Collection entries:

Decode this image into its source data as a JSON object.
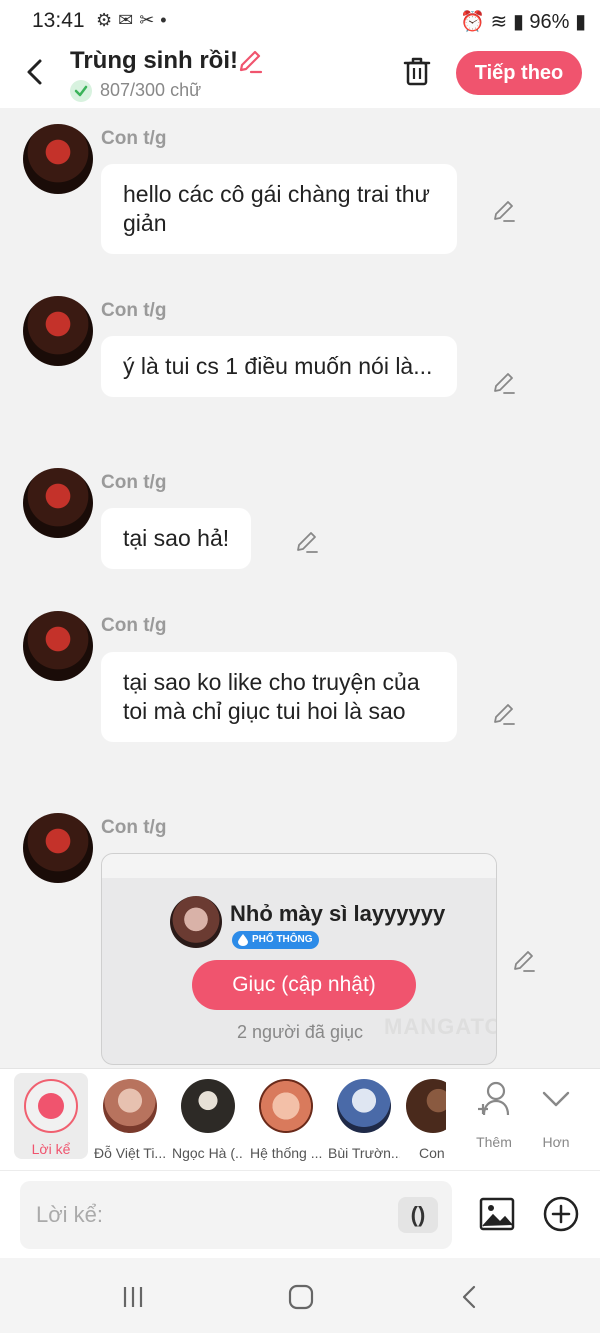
{
  "status_bar": {
    "time": "13:41",
    "battery": "96%"
  },
  "header": {
    "title": "Trùng sinh rồi!",
    "word_count": "807/300 chữ",
    "next_label": "Tiếp theo"
  },
  "messages": [
    {
      "sender": "Con t/g",
      "text": "hello các cô gái chàng trai thư giản"
    },
    {
      "sender": "Con t/g",
      "text": "ý là tui cs 1 điều muốn nói là..."
    },
    {
      "sender": "Con t/g",
      "text": "tại sao hả!"
    },
    {
      "sender": "Con t/g",
      "text": "tại sao ko like cho truyện của toi mà chỉ giục tui hoi là sao"
    },
    {
      "sender": "Con t/g",
      "text": ""
    }
  ],
  "reminder_card": {
    "name": "Nhỏ mày sì layyyyyy",
    "badge": "PHỔ THÔNG",
    "button_label": "Giục (cập nhật)",
    "count_text": "2 người đã giục",
    "watermark": "MANGATO"
  },
  "characters": {
    "narrator_label": "Lời kể",
    "items": [
      {
        "label": "Đỗ Việt Ti...",
        "color": "#b8735e"
      },
      {
        "label": "Ngọc Hà (...",
        "color": "#2d2a26"
      },
      {
        "label": "Hệ thống ...",
        "color": "#d97a5c"
      },
      {
        "label": "Bùi Trườn...",
        "color": "#4a6aa8"
      },
      {
        "label": "Con",
        "color": "#4a2a1c"
      }
    ],
    "add_label": "Thêm",
    "more_label": "Hơn"
  },
  "composer": {
    "placeholder": "Lời kể:",
    "paren_label": "()"
  },
  "colors": {
    "accent": "#f0546e",
    "background": "#f2f2f2"
  }
}
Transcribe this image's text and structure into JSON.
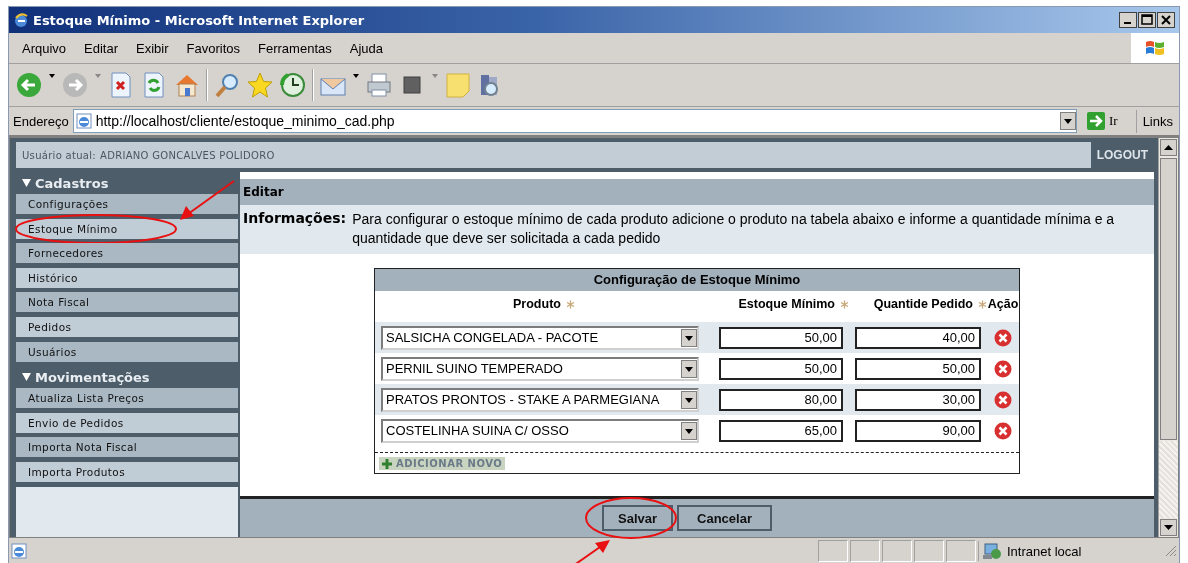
{
  "window": {
    "title": "Estoque Mínimo - Microsoft Internet Explorer"
  },
  "menu": [
    "Arquivo",
    "Editar",
    "Exibir",
    "Favoritos",
    "Ferramentas",
    "Ajuda"
  ],
  "address_bar": {
    "label": "Endereço",
    "url": "http://localhost/cliente/estoque_minimo_cad.php",
    "go": "Ir",
    "links": "Links"
  },
  "header": {
    "user_label": "Usuário atual:",
    "user_name": "ADRIANO GONCALVES POLIDORO",
    "logout": "LOGOUT"
  },
  "sidebar": [
    {
      "title": "Cadastros",
      "expanded": true,
      "items": [
        {
          "label": "Configurações",
          "annotated": false
        },
        {
          "label": "Estoque Mínimo",
          "annotated": true
        },
        {
          "label": "Fornecedores",
          "annotated": false
        },
        {
          "label": "Histórico",
          "annotated": false
        },
        {
          "label": "Nota Fiscal",
          "annotated": false
        },
        {
          "label": "Pedidos",
          "annotated": false
        },
        {
          "label": "Usuários",
          "annotated": false
        }
      ]
    },
    {
      "title": "Movimentações",
      "expanded": true,
      "items": [
        {
          "label": "Atualiza Lista Preços",
          "annotated": false
        },
        {
          "label": "Envio de Pedidos",
          "annotated": false
        },
        {
          "label": "Importa Nota Fiscal",
          "annotated": false
        },
        {
          "label": "Importa Produtos",
          "annotated": false
        }
      ]
    }
  ],
  "panel": {
    "title": "Editar",
    "info_label": "Informações:",
    "info_text": "Para configurar o estoque mínimo de cada produto adicione o produto na tabela abaixo e informe a quantidade mínima e a quantidade que deve ser solicitada a cada pedido"
  },
  "table": {
    "title": "Configuração de Estoque Mínimo",
    "columns": [
      {
        "label": "Produto",
        "required": true
      },
      {
        "label": "Estoque Mínimo",
        "required": true
      },
      {
        "label": "Quantide Pedido",
        "required": true
      },
      {
        "label": "Ação",
        "required": false
      }
    ],
    "rows": [
      {
        "product": "SALSICHA CONGELADA - PACOTE",
        "minimum": "50,00",
        "order_qty": "40,00"
      },
      {
        "product": "PERNIL SUINO TEMPERADO",
        "minimum": "50,00",
        "order_qty": "50,00"
      },
      {
        "product": "PRATOS PRONTOS - STAKE A PARMEGIANA",
        "minimum": "80,00",
        "order_qty": "30,00"
      },
      {
        "product": "COSTELINHA SUINA C/ OSSO",
        "minimum": "65,00",
        "order_qty": "90,00"
      }
    ],
    "add_label": "ADICIONAR NOVO"
  },
  "buttons": [
    {
      "label": "Salvar",
      "annotated": true
    },
    {
      "label": "Cancelar",
      "annotated": false
    }
  ],
  "status_bar": {
    "zone": "Intranet local"
  }
}
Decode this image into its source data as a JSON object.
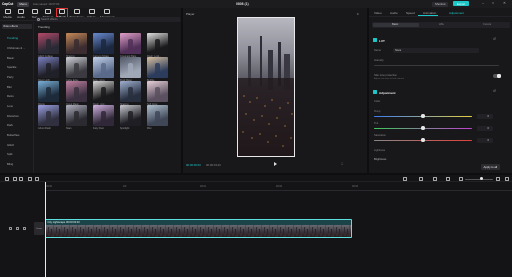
{
  "titlebar": {
    "logo": "CapCut",
    "menu": "Menu",
    "autosave": "Auto saved: 16:07:00",
    "title": "0808 (1)",
    "shortcut": "Shortcut",
    "export": "Export"
  },
  "toolbar": {
    "items": [
      {
        "label": "Media"
      },
      {
        "label": "Audio"
      },
      {
        "label": "Text"
      },
      {
        "label": "Stickers"
      },
      {
        "label": "Effects"
      },
      {
        "label": "Transitions"
      },
      {
        "label": "Filters"
      },
      {
        "label": "Adjustment"
      }
    ]
  },
  "sidebar": {
    "head": "Video effects",
    "items": [
      "Trending",
      "Christmas & ...",
      "Basic",
      "Sparkle",
      "Party",
      "Blur",
      "Retro",
      "Love",
      "Distortion",
      "Dark",
      "Butterflies",
      "Glitch",
      "Split",
      "Bling"
    ]
  },
  "search": {
    "placeholder": "Search effects"
  },
  "effects": {
    "section": "Trending",
    "cards": [
      "Glitch Collage",
      "Shaking",
      "Camera Shake",
      "Cinematic Bars",
      "Flash_Lock...",
      "Disco Light",
      "Cable Edge",
      "Edge Glow",
      "Fluid Water",
      "Bubble",
      "Ripple",
      "Cloud Mask",
      "Flash_lock...",
      "Shaking",
      "Soft Glow",
      "Ghost Flash",
      "Stars",
      "Fairy Dust",
      "Spotlight",
      "Mist"
    ]
  },
  "player": {
    "label": "Player",
    "current_time": "00:00:00:00",
    "total_time": "00:00:03:20"
  },
  "right": {
    "tabs": [
      "Video",
      "Audio",
      "Speed",
      "Animation",
      "Adjustment"
    ],
    "active_tab": "Adjustment",
    "segments": [
      "Basic",
      "HSL",
      "Curves"
    ],
    "lut_label": "LUT",
    "name_label": "Name",
    "name_value": "None",
    "intensity_label": "Intensity",
    "skintone_label": "Skin tone protection",
    "skintone_hint": "Adjust skin tone to look natural",
    "adjustment_label": "Adjustment",
    "color_label": "Color",
    "temp_label": "Temp",
    "tint_label": "Tint",
    "saturation_label": "Saturation",
    "lightness_label": "Lightness",
    "brightness_label": "Brightness",
    "temp_value": "0",
    "tint_value": "0",
    "saturation_value": "0",
    "apply_all": "Apply to all"
  },
  "timeline": {
    "ticks": [
      "00:00",
      "10f",
      "00:01",
      "00:02",
      "00:03"
    ],
    "clip_title": "City nightscape 00:00:03:20",
    "cover_label": "Cover"
  }
}
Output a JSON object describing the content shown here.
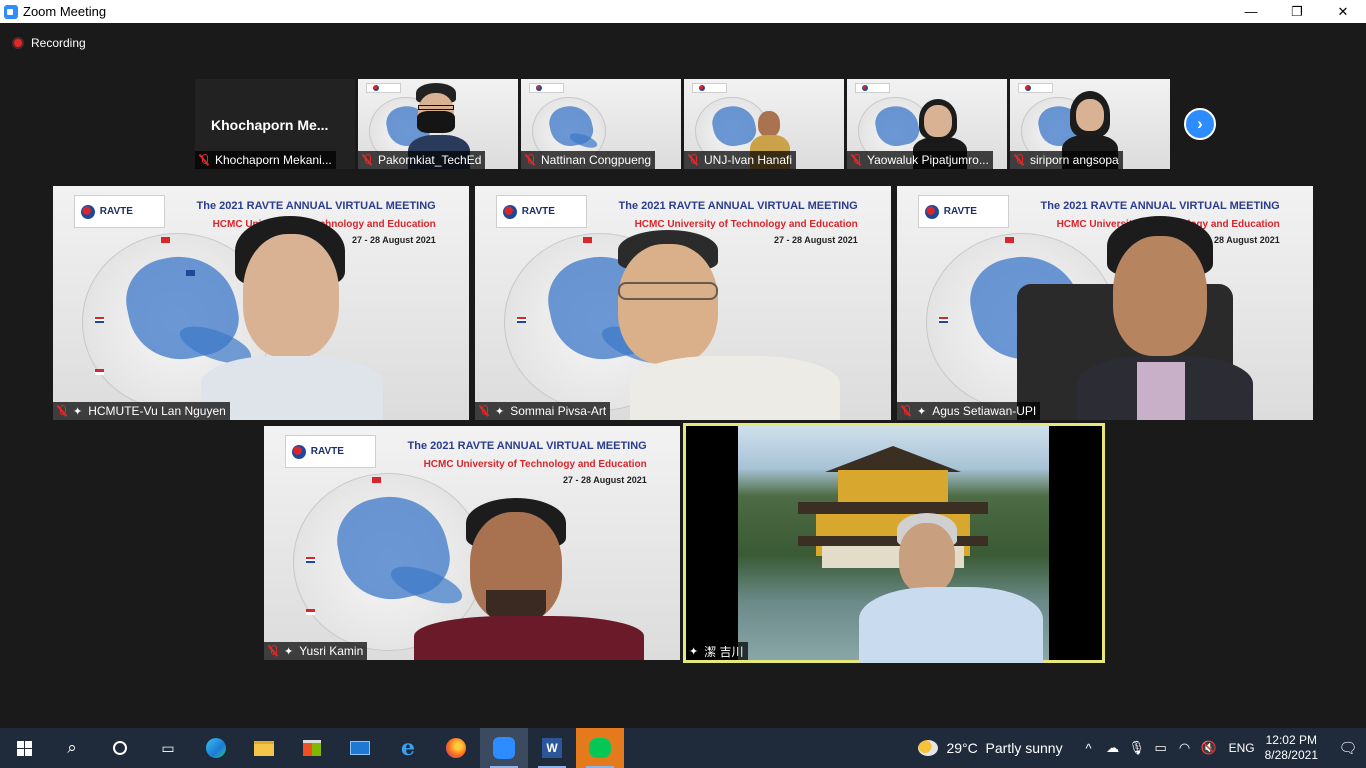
{
  "window": {
    "title": "Zoom Meeting",
    "minimize": "—",
    "maximize": "❐",
    "close": "✕"
  },
  "recording": {
    "label": "Recording"
  },
  "slide": {
    "logo_text": "RAVTE",
    "title": "The 2021 RAVTE ANNUAL VIRTUAL MEETING",
    "host": "HCMC University of Technology and Education",
    "dates": "27 - 28 August 2021"
  },
  "top_strip": {
    "name_only_tile": {
      "display_name": "Khochaporn  Me...",
      "label": "Khochaporn Mekani..."
    },
    "tiles": [
      {
        "label": "Pakornkiat_TechEd"
      },
      {
        "label": "Nattinan Congpueng"
      },
      {
        "label": "UNJ-Ivan Hanafi"
      },
      {
        "label": "Yaowaluk Pipatjumro..."
      },
      {
        "label": "siriporn angsopa"
      }
    ],
    "next_button": "›"
  },
  "gallery": [
    {
      "label": "HCMUTE-Vu Lan Nguyen"
    },
    {
      "label": "Sommai Pivsa-Art"
    },
    {
      "label": "Agus Setiawan-UPI"
    },
    {
      "label": "Yusri Kamin"
    },
    {
      "label": "潔 吉川"
    }
  ],
  "taskbar": {
    "weather": {
      "temp": "29°C",
      "text": "Partly sunny"
    },
    "lang": "ENG",
    "time": "12:02 PM",
    "date": "8/28/2021"
  },
  "colors": {
    "accent": "#2d8cff",
    "active_border": "#e6e87a",
    "muted": "#e02828"
  }
}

**Work instructions:** Pick out the lines containing the string "Fiscal".

**Correct result:**
          "label": "Nota Fiscal",
          "label": "Importa Nota Fiscal",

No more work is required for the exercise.